[TASK INSTRUCTIONS]:
Will you output all of the data below exactly, omitting the images?

┌─ INFORMATION SHOWN

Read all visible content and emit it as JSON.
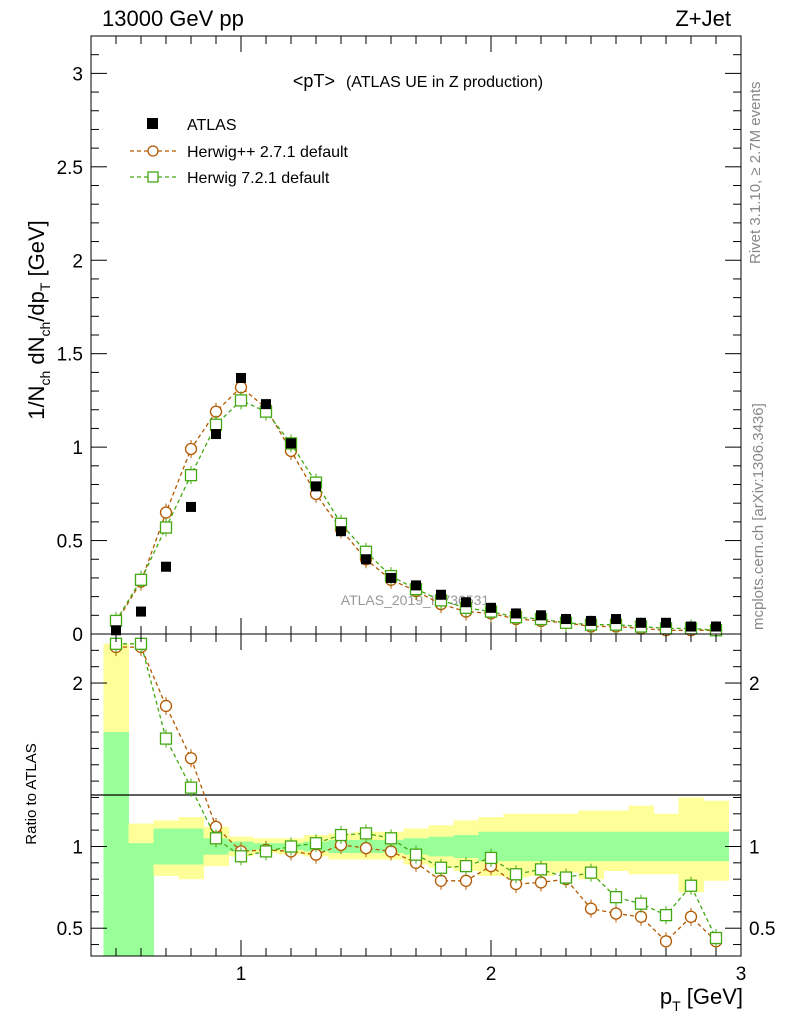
{
  "header": {
    "left_title": "13000 GeV pp",
    "right_title": "Z+Jet"
  },
  "side_labels": {
    "rivet": "Rivet 3.1.10, ≥ 2.7M events",
    "mcplots": "mcplots.cern.ch [arXiv:1306.3436]"
  },
  "colors": {
    "atlas": "#000000",
    "herwig_pp": "#b35900",
    "herwig7": "#44a814",
    "band_inner": "#99ff99",
    "band_outer": "#ffff99"
  },
  "chart_data": [
    {
      "type": "scatter",
      "panel": "main",
      "title": "<pT>",
      "subtitle": "(ATLAS UE in Z production)",
      "ylabel": {
        "base": "1/N",
        "sub1": "ch",
        "mid": " dN",
        "sub2": "ch",
        "mid2": "/dp",
        "sub3": "T",
        "unit": " [GeV]"
      },
      "xlim": [
        0.4,
        3.0
      ],
      "ylim": [
        0,
        3.2
      ],
      "yticks": [
        "0",
        "0.5",
        "1",
        "1.5",
        "2",
        "2.5",
        "3"
      ],
      "ytick_values": [
        0,
        0.5,
        1,
        1.5,
        2,
        2.5,
        3
      ],
      "watermark": "ATLAS_2019_I1736531",
      "legend": {
        "position": "top-left",
        "entries": [
          "ATLAS",
          "Herwig++ 2.7.1 default",
          "Herwig 7.2.1 default"
        ]
      },
      "x": [
        0.5,
        0.6,
        0.7,
        0.8,
        0.9,
        1.0,
        1.1,
        1.2,
        1.3,
        1.4,
        1.5,
        1.6,
        1.7,
        1.8,
        1.9,
        2.0,
        2.1,
        2.2,
        2.3,
        2.4,
        2.5,
        2.6,
        2.7,
        2.8,
        2.9
      ],
      "series": [
        {
          "name": "ATLAS",
          "values": [
            0.02,
            0.12,
            0.36,
            0.68,
            1.07,
            1.37,
            1.23,
            1.02,
            0.79,
            0.55,
            0.4,
            0.3,
            0.26,
            0.21,
            0.17,
            0.14,
            0.11,
            0.1,
            0.08,
            0.07,
            0.08,
            0.06,
            0.06,
            0.04,
            0.04
          ]
        },
        {
          "name": "Herwig++ 2.7.1 default",
          "values": [
            0.06,
            0.28,
            0.65,
            0.99,
            1.19,
            1.32,
            1.21,
            0.98,
            0.75,
            0.56,
            0.4,
            0.29,
            0.23,
            0.16,
            0.12,
            0.11,
            0.08,
            0.07,
            0.06,
            0.04,
            0.04,
            0.03,
            0.02,
            0.02,
            0.02
          ]
        },
        {
          "name": "Herwig 7.2.1 default",
          "values": [
            0.07,
            0.29,
            0.57,
            0.85,
            1.12,
            1.25,
            1.19,
            1.02,
            0.81,
            0.59,
            0.44,
            0.31,
            0.24,
            0.18,
            0.14,
            0.12,
            0.09,
            0.08,
            0.06,
            0.05,
            0.05,
            0.04,
            0.03,
            0.03,
            0.02
          ]
        }
      ]
    },
    {
      "type": "line",
      "panel": "ratio",
      "ylabel": "Ratio to ATLAS",
      "xlabel": {
        "base": "p",
        "sub": "T",
        "unit": " [GeV]"
      },
      "xlim": [
        0.4,
        3.0
      ],
      "ylim": [
        0.33,
        2.3
      ],
      "xticks": [
        "1",
        "2",
        "3"
      ],
      "xtick_values": [
        1,
        2,
        3
      ],
      "yticks": [
        "0.5",
        "1",
        "2"
      ],
      "ytick_values": [
        0.5,
        1,
        2
      ],
      "x": [
        0.5,
        0.6,
        0.7,
        0.8,
        0.9,
        1.0,
        1.1,
        1.2,
        1.3,
        1.4,
        1.5,
        1.6,
        1.7,
        1.8,
        1.9,
        2.0,
        2.1,
        2.2,
        2.3,
        2.4,
        2.5,
        2.6,
        2.7,
        2.8,
        2.9
      ],
      "bin_edges": [
        0.45,
        0.55,
        0.65,
        0.75,
        0.85,
        0.95,
        1.05,
        1.15,
        1.25,
        1.35,
        1.45,
        1.55,
        1.65,
        1.75,
        1.85,
        1.95,
        2.05,
        2.15,
        2.25,
        2.35,
        2.45,
        2.55,
        2.65,
        2.75,
        2.85,
        2.95
      ],
      "band_inner": {
        "lower": [
          0.33,
          0.33,
          0.89,
          0.89,
          0.95,
          0.97,
          0.98,
          0.98,
          0.97,
          0.96,
          0.96,
          0.96,
          0.95,
          0.94,
          0.93,
          0.91,
          0.91,
          0.91,
          0.91,
          0.91,
          0.91,
          0.91,
          0.91,
          0.91,
          0.91
        ],
        "upper": [
          1.7,
          1.02,
          1.11,
          1.11,
          1.05,
          1.03,
          1.02,
          1.02,
          1.03,
          1.04,
          1.04,
          1.04,
          1.05,
          1.06,
          1.07,
          1.09,
          1.09,
          1.09,
          1.09,
          1.09,
          1.09,
          1.09,
          1.09,
          1.09,
          1.09
        ]
      },
      "band_outer": {
        "lower": [
          0.33,
          0.33,
          0.82,
          0.8,
          0.88,
          0.94,
          0.96,
          0.95,
          0.94,
          0.92,
          0.92,
          0.92,
          0.89,
          0.87,
          0.85,
          0.82,
          0.81,
          0.82,
          0.84,
          0.8,
          0.85,
          0.83,
          0.83,
          0.72,
          0.79
        ],
        "upper": [
          2.24,
          1.14,
          1.16,
          1.18,
          1.12,
          1.06,
          1.05,
          1.05,
          1.07,
          1.08,
          1.09,
          1.09,
          1.11,
          1.13,
          1.16,
          1.18,
          1.2,
          1.2,
          1.2,
          1.22,
          1.22,
          1.25,
          1.2,
          1.3,
          1.28
        ]
      },
      "series": [
        {
          "name": "Herwig++ 2.7.1 default",
          "values": [
            2.22,
            2.22,
            1.86,
            1.54,
            1.12,
            0.97,
            0.98,
            0.97,
            0.95,
            1.01,
            0.99,
            0.97,
            0.9,
            0.79,
            0.79,
            0.88,
            0.77,
            0.78,
            0.8,
            0.62,
            0.59,
            0.57,
            0.42,
            0.57,
            0.42
          ]
        },
        {
          "name": "Herwig 7.2.1 default",
          "values": [
            2.24,
            2.24,
            1.66,
            1.36,
            1.05,
            0.94,
            0.97,
            1.0,
            1.02,
            1.07,
            1.08,
            1.05,
            0.95,
            0.87,
            0.88,
            0.93,
            0.83,
            0.86,
            0.81,
            0.84,
            0.69,
            0.65,
            0.58,
            0.76,
            0.44
          ]
        }
      ]
    }
  ]
}
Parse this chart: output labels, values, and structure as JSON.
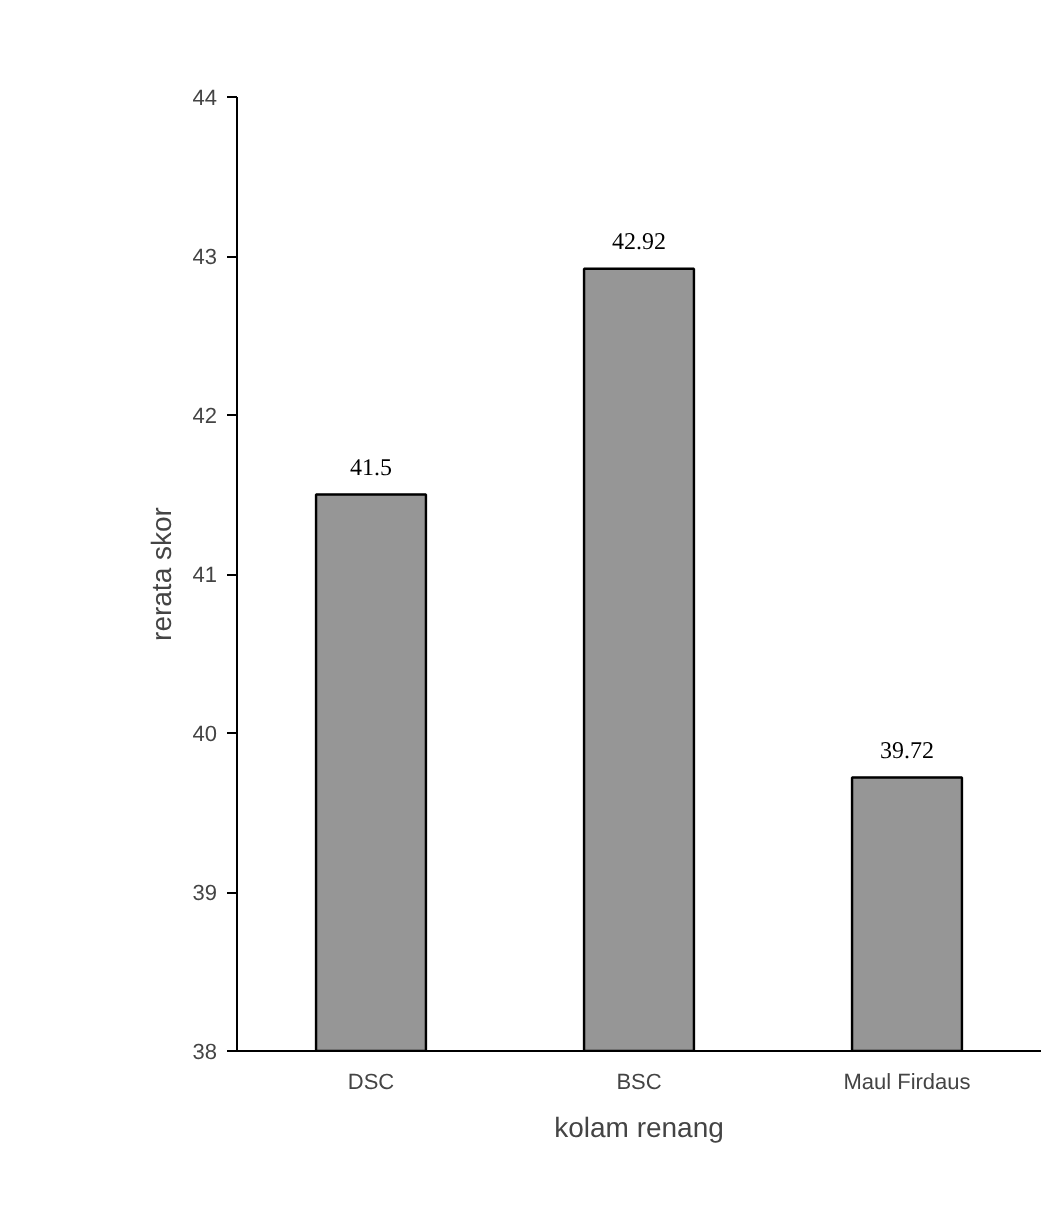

└─

[SOLUTION TO THE EXERCISE]:
Read all visible content and emit it as JSON.
{
  "header": {
    "left_title": "13000 GeV pp",
    "right_title": "Z+Jet"
  },
  "side_labels": {
    "rivet": "Rivet 3.1.10, ≥ 2.7M events",
    "mcplots": "mcplots.cern.ch [arXiv:1306.3436]"
  },
  "colors": {
    "atlas": "#000000",
    "herwig_pp": "#b35900",
    "herwig7": "#44a814",
    "band_inner": "#99ff99",
    "band_outer": "#ffff99"
  },
  "chart_data": [
    {
      "type": "scatter",
      "panel": "main",
      "title": "<pT>",
      "subtitle": "(ATLAS UE in Z production)",
      "ylabel": {
        "base": "1/N",
        "sub1": "ch",
        "mid": " dN",
        "sub2": "ch",
        "mid2": "/dp",
        "sub3": "T",
        "unit": " [GeV]"
      },
      "xlim": [
        0.4,
        3.0
      ],
      "ylim": [
        0,
        3.2
      ],
      "yticks": [
        "0",
        "0.5",
        "1",
        "1.5",
        "2",
        "2.5",
        "3"
      ],
      "ytick_values": [
        0,
        0.5,
        1,
        1.5,
        2,
        2.5,
        3
      ],
      "watermark": "ATLAS_2019_I1736531",
      "legend": {
        "position": "top-left",
        "entries": [
          "ATLAS",
          "Herwig++ 2.7.1 default",
          "Herwig 7.2.1 default"
        ]
      },
      "x": [
        0.5,
        0.6,
        0.7,
        0.8,
        0.9,
        1.0,
        1.1,
        1.2,
        1.3,
        1.4,
        1.5,
        1.6,
        1.7,
        1.8,
        1.9,
        2.0,
        2.1,
        2.2,
        2.3,
        2.4,
        2.5,
        2.6,
        2.7,
        2.8,
        2.9
      ],
      "series": [
        {
          "name": "ATLAS",
          "values": [
            0.02,
            0.12,
            0.36,
            0.68,
            1.07,
            1.37,
            1.23,
            1.02,
            0.79,
            0.55,
            0.4,
            0.3,
            0.26,
            0.21,
            0.17,
            0.14,
            0.11,
            0.1,
            0.08,
            0.07,
            0.08,
            0.06,
            0.06,
            0.04,
            0.04
          ]
        },
        {
          "name": "Herwig++ 2.7.1 default",
          "values": [
            0.06,
            0.28,
            0.65,
            0.99,
            1.19,
            1.32,
            1.21,
            0.98,
            0.75,
            0.56,
            0.4,
            0.29,
            0.23,
            0.16,
            0.12,
            0.11,
            0.08,
            0.07,
            0.06,
            0.04,
            0.04,
            0.03,
            0.02,
            0.02,
            0.02
          ]
        },
        {
          "name": "Herwig 7.2.1 default",
          "values": [
            0.07,
            0.29,
            0.57,
            0.85,
            1.12,
            1.25,
            1.19,
            1.02,
            0.81,
            0.59,
            0.44,
            0.31,
            0.24,
            0.18,
            0.14,
            0.12,
            0.09,
            0.08,
            0.06,
            0.05,
            0.05,
            0.04,
            0.03,
            0.03,
            0.02
          ]
        }
      ]
    },
    {
      "type": "line",
      "panel": "ratio",
      "ylabel": "Ratio to ATLAS",
      "xlabel": {
        "base": "p",
        "sub": "T",
        "unit": " [GeV]"
      },
      "xlim": [
        0.4,
        3.0
      ],
      "ylim": [
        0.33,
        2.3
      ],
      "xticks": [
        "1",
        "2",
        "3"
      ],
      "xtick_values": [
        1,
        2,
        3
      ],
      "yticks": [
        "0.5",
        "1",
        "2"
      ],
      "ytick_values": [
        0.5,
        1,
        2
      ],
      "x": [
        0.5,
        0.6,
        0.7,
        0.8,
        0.9,
        1.0,
        1.1,
        1.2,
        1.3,
        1.4,
        1.5,
        1.6,
        1.7,
        1.8,
        1.9,
        2.0,
        2.1,
        2.2,
        2.3,
        2.4,
        2.5,
        2.6,
        2.7,
        2.8,
        2.9
      ],
      "bin_edges": [
        0.45,
        0.55,
        0.65,
        0.75,
        0.85,
        0.95,
        1.05,
        1.15,
        1.25,
        1.35,
        1.45,
        1.55,
        1.65,
        1.75,
        1.85,
        1.95,
        2.05,
        2.15,
        2.25,
        2.35,
        2.45,
        2.55,
        2.65,
        2.75,
        2.85,
        2.95
      ],
      "band_inner": {
        "lower": [
          0.33,
          0.33,
          0.89,
          0.89,
          0.95,
          0.97,
          0.98,
          0.98,
          0.97,
          0.96,
          0.96,
          0.96,
          0.95,
          0.94,
          0.93,
          0.91,
          0.91,
          0.91,
          0.91,
          0.91,
          0.91,
          0.91,
          0.91,
          0.91,
          0.91
        ],
        "upper": [
          1.7,
          1.02,
          1.11,
          1.11,
          1.05,
          1.03,
          1.02,
          1.02,
          1.03,
          1.04,
          1.04,
          1.04,
          1.05,
          1.06,
          1.07,
          1.09,
          1.09,
          1.09,
          1.09,
          1.09,
          1.09,
          1.09,
          1.09,
          1.09,
          1.09
        ]
      },
      "band_outer": {
        "lower": [
          0.33,
          0.33,
          0.82,
          0.8,
          0.88,
          0.94,
          0.96,
          0.95,
          0.94,
          0.92,
          0.92,
          0.92,
          0.89,
          0.87,
          0.85,
          0.82,
          0.81,
          0.82,
          0.84,
          0.8,
          0.85,
          0.83,
          0.83,
          0.72,
          0.79
        ],
        "upper": [
          2.24,
          1.14,
          1.16,
          1.18,
          1.12,
          1.06,
          1.05,
          1.05,
          1.07,
          1.08,
          1.09,
          1.09,
          1.11,
          1.13,
          1.16,
          1.18,
          1.2,
          1.2,
          1.2,
          1.22,
          1.22,
          1.25,
          1.2,
          1.3,
          1.28
        ]
      },
      "series": [
        {
          "name": "Herwig++ 2.7.1 default",
          "values": [
            2.22,
            2.22,
            1.86,
            1.54,
            1.12,
            0.97,
            0.98,
            0.97,
            0.95,
            1.01,
            0.99,
            0.97,
            0.9,
            0.79,
            0.79,
            0.88,
            0.77,
            0.78,
            0.8,
            0.62,
            0.59,
            0.57,
            0.42,
            0.57,
            0.42
          ]
        },
        {
          "name": "Herwig 7.2.1 default",
          "values": [
            2.24,
            2.24,
            1.66,
            1.36,
            1.05,
            0.94,
            0.97,
            1.0,
            1.02,
            1.07,
            1.08,
            1.05,
            0.95,
            0.87,
            0.88,
            0.93,
            0.83,
            0.86,
            0.81,
            0.84,
            0.69,
            0.65,
            0.58,
            0.76,
            0.44
          ]
        }
      ]
    }
  ]
}
Parse this chart: output labels, values, and structure as JSON.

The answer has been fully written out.